[Begin]

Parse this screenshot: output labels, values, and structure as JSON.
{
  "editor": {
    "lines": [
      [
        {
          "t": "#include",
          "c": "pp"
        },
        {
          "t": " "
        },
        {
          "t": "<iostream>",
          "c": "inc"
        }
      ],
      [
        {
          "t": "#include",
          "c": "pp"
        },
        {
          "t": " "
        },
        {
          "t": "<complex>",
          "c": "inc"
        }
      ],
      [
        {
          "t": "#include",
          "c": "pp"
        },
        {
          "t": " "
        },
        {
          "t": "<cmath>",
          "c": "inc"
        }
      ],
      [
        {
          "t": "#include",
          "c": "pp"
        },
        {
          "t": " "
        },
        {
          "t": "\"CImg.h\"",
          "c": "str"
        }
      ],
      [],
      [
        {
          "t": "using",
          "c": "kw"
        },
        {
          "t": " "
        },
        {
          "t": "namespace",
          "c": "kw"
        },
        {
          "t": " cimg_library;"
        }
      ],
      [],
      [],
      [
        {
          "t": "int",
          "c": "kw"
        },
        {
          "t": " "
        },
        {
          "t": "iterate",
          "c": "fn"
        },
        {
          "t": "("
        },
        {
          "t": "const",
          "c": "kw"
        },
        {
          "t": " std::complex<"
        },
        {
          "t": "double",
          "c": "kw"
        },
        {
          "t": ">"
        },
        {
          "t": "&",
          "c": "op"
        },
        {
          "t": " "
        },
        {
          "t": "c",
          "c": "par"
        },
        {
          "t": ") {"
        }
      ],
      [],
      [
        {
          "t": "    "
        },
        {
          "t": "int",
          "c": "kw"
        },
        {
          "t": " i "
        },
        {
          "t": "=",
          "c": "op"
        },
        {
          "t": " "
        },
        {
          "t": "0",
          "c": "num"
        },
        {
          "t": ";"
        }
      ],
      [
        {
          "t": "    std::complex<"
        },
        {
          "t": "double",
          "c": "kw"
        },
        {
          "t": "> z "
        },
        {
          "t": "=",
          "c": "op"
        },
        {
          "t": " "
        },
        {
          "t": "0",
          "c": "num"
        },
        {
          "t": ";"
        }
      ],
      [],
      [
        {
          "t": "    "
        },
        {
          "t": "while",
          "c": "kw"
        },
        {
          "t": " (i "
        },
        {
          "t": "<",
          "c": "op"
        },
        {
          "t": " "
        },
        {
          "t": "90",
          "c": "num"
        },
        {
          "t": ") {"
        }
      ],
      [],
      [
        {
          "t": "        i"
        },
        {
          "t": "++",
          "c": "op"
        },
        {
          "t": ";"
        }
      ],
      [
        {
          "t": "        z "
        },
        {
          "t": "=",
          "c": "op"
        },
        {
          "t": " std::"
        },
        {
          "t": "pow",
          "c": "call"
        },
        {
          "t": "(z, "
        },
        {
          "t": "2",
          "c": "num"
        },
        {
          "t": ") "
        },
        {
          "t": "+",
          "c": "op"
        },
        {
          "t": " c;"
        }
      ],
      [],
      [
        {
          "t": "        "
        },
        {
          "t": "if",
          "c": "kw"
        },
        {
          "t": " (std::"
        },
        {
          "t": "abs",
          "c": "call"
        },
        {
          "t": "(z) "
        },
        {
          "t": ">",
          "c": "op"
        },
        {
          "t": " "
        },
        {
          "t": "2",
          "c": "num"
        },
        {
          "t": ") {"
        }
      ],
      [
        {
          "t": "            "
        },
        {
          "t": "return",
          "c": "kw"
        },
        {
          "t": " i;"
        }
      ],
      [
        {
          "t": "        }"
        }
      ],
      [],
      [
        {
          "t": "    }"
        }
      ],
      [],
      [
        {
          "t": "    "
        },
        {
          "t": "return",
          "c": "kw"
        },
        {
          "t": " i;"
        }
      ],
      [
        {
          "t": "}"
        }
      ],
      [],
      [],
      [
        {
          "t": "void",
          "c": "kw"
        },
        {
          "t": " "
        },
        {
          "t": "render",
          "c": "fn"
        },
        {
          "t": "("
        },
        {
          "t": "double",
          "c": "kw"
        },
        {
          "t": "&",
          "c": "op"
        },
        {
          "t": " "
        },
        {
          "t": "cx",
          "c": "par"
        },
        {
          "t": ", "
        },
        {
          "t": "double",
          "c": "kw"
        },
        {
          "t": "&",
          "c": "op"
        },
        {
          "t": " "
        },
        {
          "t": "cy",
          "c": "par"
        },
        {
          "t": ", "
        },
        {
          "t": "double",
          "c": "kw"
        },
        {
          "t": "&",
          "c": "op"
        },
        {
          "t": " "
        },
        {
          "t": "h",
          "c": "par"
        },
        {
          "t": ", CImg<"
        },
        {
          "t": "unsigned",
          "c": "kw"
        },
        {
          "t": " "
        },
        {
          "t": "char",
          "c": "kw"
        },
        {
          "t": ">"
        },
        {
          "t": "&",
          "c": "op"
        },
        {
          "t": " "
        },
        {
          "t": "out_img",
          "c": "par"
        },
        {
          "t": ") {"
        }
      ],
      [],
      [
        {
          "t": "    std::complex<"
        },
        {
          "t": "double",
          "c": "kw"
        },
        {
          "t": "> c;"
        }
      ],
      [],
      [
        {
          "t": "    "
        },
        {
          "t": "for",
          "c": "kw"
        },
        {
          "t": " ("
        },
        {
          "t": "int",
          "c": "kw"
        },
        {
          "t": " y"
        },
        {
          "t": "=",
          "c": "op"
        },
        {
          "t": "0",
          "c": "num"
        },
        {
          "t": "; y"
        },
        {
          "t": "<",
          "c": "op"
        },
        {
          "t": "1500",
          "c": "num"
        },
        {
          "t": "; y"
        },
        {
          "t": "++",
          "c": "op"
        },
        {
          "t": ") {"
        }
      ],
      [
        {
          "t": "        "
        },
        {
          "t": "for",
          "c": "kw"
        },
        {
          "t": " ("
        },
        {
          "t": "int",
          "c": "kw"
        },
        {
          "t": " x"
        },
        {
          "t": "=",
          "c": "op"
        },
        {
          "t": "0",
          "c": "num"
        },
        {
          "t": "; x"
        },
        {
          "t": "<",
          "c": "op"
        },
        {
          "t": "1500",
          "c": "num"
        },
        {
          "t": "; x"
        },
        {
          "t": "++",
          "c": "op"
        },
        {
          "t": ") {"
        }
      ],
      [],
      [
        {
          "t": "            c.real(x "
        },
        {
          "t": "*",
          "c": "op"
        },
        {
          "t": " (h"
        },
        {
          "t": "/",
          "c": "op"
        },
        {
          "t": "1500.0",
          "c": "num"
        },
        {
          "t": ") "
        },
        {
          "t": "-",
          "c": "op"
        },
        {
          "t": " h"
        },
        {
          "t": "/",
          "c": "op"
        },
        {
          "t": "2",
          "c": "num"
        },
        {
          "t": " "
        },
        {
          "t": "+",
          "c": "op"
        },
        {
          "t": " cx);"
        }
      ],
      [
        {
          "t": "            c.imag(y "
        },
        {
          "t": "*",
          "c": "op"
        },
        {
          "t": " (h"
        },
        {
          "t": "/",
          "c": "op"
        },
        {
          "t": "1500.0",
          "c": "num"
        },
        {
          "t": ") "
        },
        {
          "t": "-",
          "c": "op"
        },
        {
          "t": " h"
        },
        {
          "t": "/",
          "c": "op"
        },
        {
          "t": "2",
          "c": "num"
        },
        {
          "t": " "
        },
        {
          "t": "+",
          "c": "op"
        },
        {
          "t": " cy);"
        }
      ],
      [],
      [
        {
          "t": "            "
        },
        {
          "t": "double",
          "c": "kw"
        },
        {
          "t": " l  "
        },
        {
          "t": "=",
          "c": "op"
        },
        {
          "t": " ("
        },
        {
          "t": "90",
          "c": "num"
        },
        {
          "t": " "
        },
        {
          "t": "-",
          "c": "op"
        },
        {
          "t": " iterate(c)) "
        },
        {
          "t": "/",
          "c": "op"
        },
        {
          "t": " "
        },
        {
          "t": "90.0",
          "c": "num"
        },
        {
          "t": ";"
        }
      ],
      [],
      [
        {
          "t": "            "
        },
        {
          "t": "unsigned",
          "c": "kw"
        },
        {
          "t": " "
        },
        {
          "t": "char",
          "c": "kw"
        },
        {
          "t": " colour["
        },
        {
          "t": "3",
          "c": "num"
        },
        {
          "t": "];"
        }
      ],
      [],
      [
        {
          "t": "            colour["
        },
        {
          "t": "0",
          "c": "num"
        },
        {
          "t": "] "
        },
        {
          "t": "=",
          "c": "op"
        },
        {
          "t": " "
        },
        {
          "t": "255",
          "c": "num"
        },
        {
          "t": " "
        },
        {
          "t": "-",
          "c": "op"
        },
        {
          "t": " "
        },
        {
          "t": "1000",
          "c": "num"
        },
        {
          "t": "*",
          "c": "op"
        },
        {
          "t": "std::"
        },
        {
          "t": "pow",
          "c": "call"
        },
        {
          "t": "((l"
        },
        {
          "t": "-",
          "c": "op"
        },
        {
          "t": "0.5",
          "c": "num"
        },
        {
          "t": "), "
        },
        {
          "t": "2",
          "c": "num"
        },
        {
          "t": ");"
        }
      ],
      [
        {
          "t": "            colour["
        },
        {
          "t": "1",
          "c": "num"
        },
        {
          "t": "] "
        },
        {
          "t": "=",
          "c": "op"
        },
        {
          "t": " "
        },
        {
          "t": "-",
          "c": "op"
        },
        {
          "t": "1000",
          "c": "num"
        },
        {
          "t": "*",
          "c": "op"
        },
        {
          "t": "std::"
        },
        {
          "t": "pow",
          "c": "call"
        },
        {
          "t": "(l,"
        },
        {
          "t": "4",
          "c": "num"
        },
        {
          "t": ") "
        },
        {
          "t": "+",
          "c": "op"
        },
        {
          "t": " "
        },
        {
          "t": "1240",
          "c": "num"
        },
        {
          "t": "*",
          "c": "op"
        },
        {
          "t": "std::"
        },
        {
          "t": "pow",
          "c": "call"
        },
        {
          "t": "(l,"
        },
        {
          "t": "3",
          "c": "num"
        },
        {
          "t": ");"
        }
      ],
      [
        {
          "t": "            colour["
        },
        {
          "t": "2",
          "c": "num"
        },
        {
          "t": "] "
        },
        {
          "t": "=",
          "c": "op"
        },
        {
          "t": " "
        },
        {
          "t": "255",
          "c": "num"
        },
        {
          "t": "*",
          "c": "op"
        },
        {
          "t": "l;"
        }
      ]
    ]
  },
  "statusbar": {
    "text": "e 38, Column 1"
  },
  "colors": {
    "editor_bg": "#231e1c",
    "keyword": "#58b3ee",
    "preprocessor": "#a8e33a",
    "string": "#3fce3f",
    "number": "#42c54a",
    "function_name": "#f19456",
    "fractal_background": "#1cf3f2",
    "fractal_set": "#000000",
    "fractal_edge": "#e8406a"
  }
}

[End]

What to do
Only a number is wanted: how many lines of the data above contain "complex"?

Answer to this task
4